* BEGIN Records supplied *
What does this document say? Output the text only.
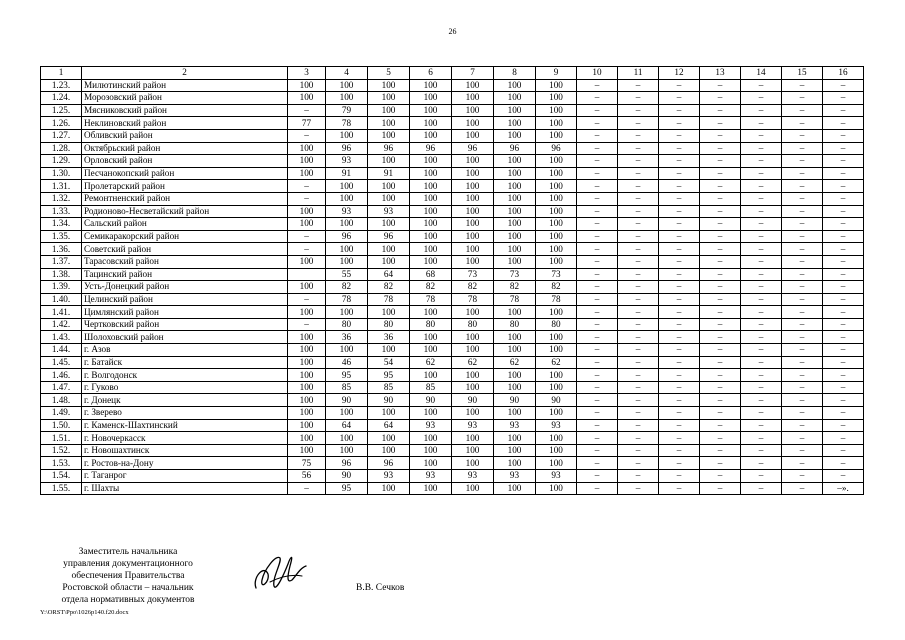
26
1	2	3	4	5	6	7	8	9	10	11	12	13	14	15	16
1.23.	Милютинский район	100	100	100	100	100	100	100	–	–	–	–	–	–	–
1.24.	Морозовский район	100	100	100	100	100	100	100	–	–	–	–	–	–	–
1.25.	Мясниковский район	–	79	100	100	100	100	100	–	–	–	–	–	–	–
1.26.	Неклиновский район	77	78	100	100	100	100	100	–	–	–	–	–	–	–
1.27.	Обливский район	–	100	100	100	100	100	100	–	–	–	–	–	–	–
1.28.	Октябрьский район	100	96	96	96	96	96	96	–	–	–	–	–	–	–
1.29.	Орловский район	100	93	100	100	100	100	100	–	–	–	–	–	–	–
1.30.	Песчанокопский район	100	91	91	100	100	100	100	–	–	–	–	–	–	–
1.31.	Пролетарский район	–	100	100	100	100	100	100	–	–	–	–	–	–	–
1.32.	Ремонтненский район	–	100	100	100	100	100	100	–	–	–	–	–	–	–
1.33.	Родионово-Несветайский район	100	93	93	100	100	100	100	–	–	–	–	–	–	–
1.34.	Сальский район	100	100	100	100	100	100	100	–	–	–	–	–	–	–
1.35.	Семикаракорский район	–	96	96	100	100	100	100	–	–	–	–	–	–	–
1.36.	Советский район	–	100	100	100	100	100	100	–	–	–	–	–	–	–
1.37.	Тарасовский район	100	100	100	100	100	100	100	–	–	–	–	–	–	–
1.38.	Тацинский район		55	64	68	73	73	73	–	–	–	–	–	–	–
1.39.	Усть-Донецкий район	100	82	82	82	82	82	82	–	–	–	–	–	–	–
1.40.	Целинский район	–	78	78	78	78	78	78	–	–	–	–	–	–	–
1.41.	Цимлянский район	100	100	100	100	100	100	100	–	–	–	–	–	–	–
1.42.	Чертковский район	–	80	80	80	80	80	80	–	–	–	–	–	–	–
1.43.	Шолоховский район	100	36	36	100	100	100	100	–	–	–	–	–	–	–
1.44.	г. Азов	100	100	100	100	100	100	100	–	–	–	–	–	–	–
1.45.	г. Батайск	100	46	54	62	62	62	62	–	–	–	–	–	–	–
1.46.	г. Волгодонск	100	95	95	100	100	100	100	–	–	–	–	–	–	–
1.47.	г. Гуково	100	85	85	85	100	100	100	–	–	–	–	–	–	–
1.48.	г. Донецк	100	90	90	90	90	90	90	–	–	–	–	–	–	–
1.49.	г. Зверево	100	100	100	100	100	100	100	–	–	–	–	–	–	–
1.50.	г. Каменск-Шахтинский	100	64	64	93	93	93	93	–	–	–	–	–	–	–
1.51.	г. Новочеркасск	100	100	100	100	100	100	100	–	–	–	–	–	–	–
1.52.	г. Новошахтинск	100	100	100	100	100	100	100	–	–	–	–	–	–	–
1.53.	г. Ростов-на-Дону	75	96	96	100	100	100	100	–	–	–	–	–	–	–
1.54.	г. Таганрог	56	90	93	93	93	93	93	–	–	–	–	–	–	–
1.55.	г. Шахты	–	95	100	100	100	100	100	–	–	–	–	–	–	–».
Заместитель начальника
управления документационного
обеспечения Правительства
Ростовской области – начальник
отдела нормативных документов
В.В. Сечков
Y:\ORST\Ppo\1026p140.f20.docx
* END Records supplied *
Stated goal. Retype the records exactly. Any image in them should not appear in what you write.

Worked solution.
What does this document say? Output the text only.
26
1	2	3	4	5	6	7	8	9	10	11	12	13	14	15	16
1.23.	Милютинский район	100	100	100	100	100	100	100	–	–	–	–	–	–	–
1.24.	Морозовский район	100	100	100	100	100	100	100	–	–	–	–	–	–	–
1.25.	Мясниковский район	–	79	100	100	100	100	100	–	–	–	–	–	–	–
1.26.	Неклиновский район	77	78	100	100	100	100	100	–	–	–	–	–	–	–
1.27.	Обливский район	–	100	100	100	100	100	100	–	–	–	–	–	–	–
1.28.	Октябрьский район	100	96	96	96	96	96	96	–	–	–	–	–	–	–
1.29.	Орловский район	100	93	100	100	100	100	100	–	–	–	–	–	–	–
1.30.	Песчанокопский район	100	91	91	100	100	100	100	–	–	–	–	–	–	–
1.31.	Пролетарский район	–	100	100	100	100	100	100	–	–	–	–	–	–	–
1.32.	Ремонтненский район	–	100	100	100	100	100	100	–	–	–	–	–	–	–
1.33.	Родионово-Несветайский район	100	93	93	100	100	100	100	–	–	–	–	–	–	–
1.34.	Сальский район	100	100	100	100	100	100	100	–	–	–	–	–	–	–
1.35.	Семикаракорский район	–	96	96	100	100	100	100	–	–	–	–	–	–	–
1.36.	Советский район	–	100	100	100	100	100	100	–	–	–	–	–	–	–
1.37.	Тарасовский район	100	100	100	100	100	100	100	–	–	–	–	–	–	–
1.38.	Тацинский район		55	64	68	73	73	73	–	–	–	–	–	–	–
1.39.	Усть-Донецкий район	100	82	82	82	82	82	82	–	–	–	–	–	–	–
1.40.	Целинский район	–	78	78	78	78	78	78	–	–	–	–	–	–	–
1.41.	Цимлянский район	100	100	100	100	100	100	100	–	–	–	–	–	–	–
1.42.	Чертковский район	–	80	80	80	80	80	80	–	–	–	–	–	–	–
1.43.	Шолоховский район	100	36	36	100	100	100	100	–	–	–	–	–	–	–
1.44.	г. Азов	100	100	100	100	100	100	100	–	–	–	–	–	–	–
1.45.	г. Батайск	100	46	54	62	62	62	62	–	–	–	–	–	–	–
1.46.	г. Волгодонск	100	95	95	100	100	100	100	–	–	–	–	–	–	–
1.47.	г. Гуково	100	85	85	85	100	100	100	–	–	–	–	–	–	–
1.48.	г. Донецк	100	90	90	90	90	90	90	–	–	–	–	–	–	–
1.49.	г. Зверево	100	100	100	100	100	100	100	–	–	–	–	–	–	–
1.50.	г. Каменск-Шахтинский	100	64	64	93	93	93	93	–	–	–	–	–	–	–
1.51.	г. Новочеркасск	100	100	100	100	100	100	100	–	–	–	–	–	–	–
1.52.	г. Новошахтинск	100	100	100	100	100	100	100	–	–	–	–	–	–	–
1.53.	г. Ростов-на-Дону	75	96	96	100	100	100	100	–	–	–	–	–	–	–
1.54.	г. Таганрог	56	90	93	93	93	93	93	–	–	–	–	–	–	–
1.55.	г. Шахты	–	95	100	100	100	100	100	–	–	–	–	–	–	–».
Заместитель начальника
управления документационного
обеспечения Правительства
Ростовской области – начальник
отдела нормативных документов
В.В. Сечков
Y:\ORST\Ppo\1026p140.f20.docx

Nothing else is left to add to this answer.